Transcribe the records that follow. Keep every word exactly, and drop the pictures.

%%

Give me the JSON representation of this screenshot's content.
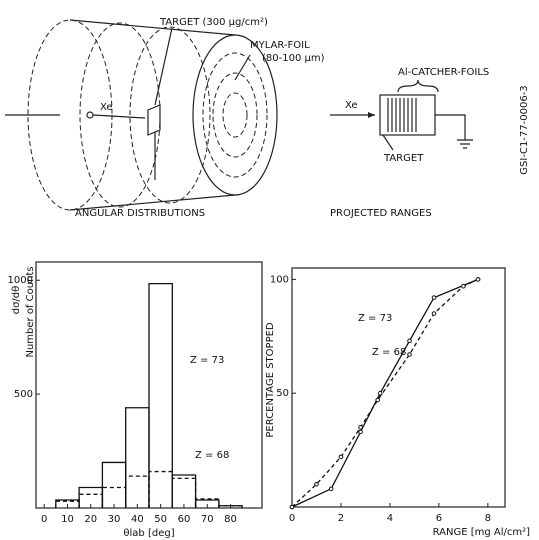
{
  "diagram": {
    "target_label": "TARGET (300 μg/cm²)",
    "foil_label": "MYLAR-FOIL",
    "foil_thickness": "(80-100 μm)",
    "beam_left": "Xe",
    "caption_left": "ANGULAR DISTRIBUTIONS",
    "beam_right": "Xe",
    "catcher_label": "Al-CATCHER-FOILS",
    "target_right": "TARGET",
    "caption_right": "PROJECTED RANGES",
    "figure_id": "GSI-C1-77-0006-3"
  },
  "chart_data": [
    {
      "type": "histogram",
      "ylabel": "dσ/dθ",
      "ylabel2": "Number of Counts",
      "xlabel": "θlab [deg]",
      "bins": [
        5,
        15,
        25,
        35,
        45,
        55,
        65,
        75,
        85
      ],
      "series": [
        {
          "name": "Z = 73",
          "color": "#111111",
          "dash": false,
          "values": [
            35,
            90,
            200,
            440,
            985,
            145,
            35,
            10
          ]
        },
        {
          "name": "Z = 68",
          "color": "#111111",
          "dash": true,
          "values": [
            30,
            60,
            90,
            140,
            160,
            130,
            40,
            10
          ]
        }
      ],
      "xlim": [
        -3.5,
        93.5
      ],
      "ylim": [
        0,
        1080
      ],
      "xticks": [
        0,
        10,
        20,
        30,
        40,
        50,
        60,
        70,
        80
      ],
      "yticks": [
        500,
        1000
      ]
    },
    {
      "type": "line",
      "ylabel": "PERCENTAGE STOPPED",
      "xlabel": "RANGE [mg Al/cm²]",
      "series": [
        {
          "name": "Z = 73",
          "color": "#111111",
          "dash": false,
          "x": [
            0,
            1.6,
            2.8,
            3.6,
            4.8,
            5.8,
            7.6
          ],
          "values": [
            0,
            8,
            33,
            50,
            73,
            92,
            100
          ]
        },
        {
          "name": "Z = 68",
          "color": "#111111",
          "dash": true,
          "x": [
            0,
            1,
            2,
            2.8,
            3.5,
            4.8,
            5.8,
            7,
            7.6
          ],
          "values": [
            0,
            10,
            22,
            35,
            47,
            67,
            85,
            97,
            100
          ]
        }
      ],
      "xlim": [
        0,
        8.7
      ],
      "ylim": [
        0,
        105
      ],
      "xticks": [
        0,
        2,
        4,
        6,
        8
      ],
      "yticks": [
        50,
        100
      ]
    }
  ]
}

%%

Full output:
Give me the JSON representation of this screenshot's content.
{
  "diagram": {
    "target_label": "TARGET (300 μg/cm²)",
    "foil_label": "MYLAR-FOIL",
    "foil_thickness": "(80-100 μm)",
    "beam_left": "Xe",
    "caption_left": "ANGULAR DISTRIBUTIONS",
    "beam_right": "Xe",
    "catcher_label": "Al-CATCHER-FOILS",
    "target_right": "TARGET",
    "caption_right": "PROJECTED RANGES",
    "figure_id": "GSI-C1-77-0006-3"
  },
  "chart_data": [
    {
      "type": "histogram",
      "ylabel": "dσ/dθ",
      "ylabel2": "Number of Counts",
      "xlabel": "θlab [deg]",
      "bins": [
        5,
        15,
        25,
        35,
        45,
        55,
        65,
        75,
        85
      ],
      "series": [
        {
          "name": "Z = 73",
          "color": "#111111",
          "dash": false,
          "values": [
            35,
            90,
            200,
            440,
            985,
            145,
            35,
            10
          ]
        },
        {
          "name": "Z = 68",
          "color": "#111111",
          "dash": true,
          "values": [
            30,
            60,
            90,
            140,
            160,
            130,
            40,
            10
          ]
        }
      ],
      "xlim": [
        -3.5,
        93.5
      ],
      "ylim": [
        0,
        1080
      ],
      "xticks": [
        0,
        10,
        20,
        30,
        40,
        50,
        60,
        70,
        80
      ],
      "yticks": [
        500,
        1000
      ]
    },
    {
      "type": "line",
      "ylabel": "PERCENTAGE STOPPED",
      "xlabel": "RANGE [mg Al/cm²]",
      "series": [
        {
          "name": "Z = 73",
          "color": "#111111",
          "dash": false,
          "x": [
            0,
            1.6,
            2.8,
            3.6,
            4.8,
            5.8,
            7.6
          ],
          "values": [
            0,
            8,
            33,
            50,
            73,
            92,
            100
          ]
        },
        {
          "name": "Z = 68",
          "color": "#111111",
          "dash": true,
          "x": [
            0,
            1,
            2,
            2.8,
            3.5,
            4.8,
            5.8,
            7,
            7.6
          ],
          "values": [
            0,
            10,
            22,
            35,
            47,
            67,
            85,
            97,
            100
          ]
        }
      ],
      "xlim": [
        0,
        8.7
      ],
      "ylim": [
        0,
        105
      ],
      "xticks": [
        0,
        2,
        4,
        6,
        8
      ],
      "yticks": [
        50,
        100
      ]
    }
  ]
}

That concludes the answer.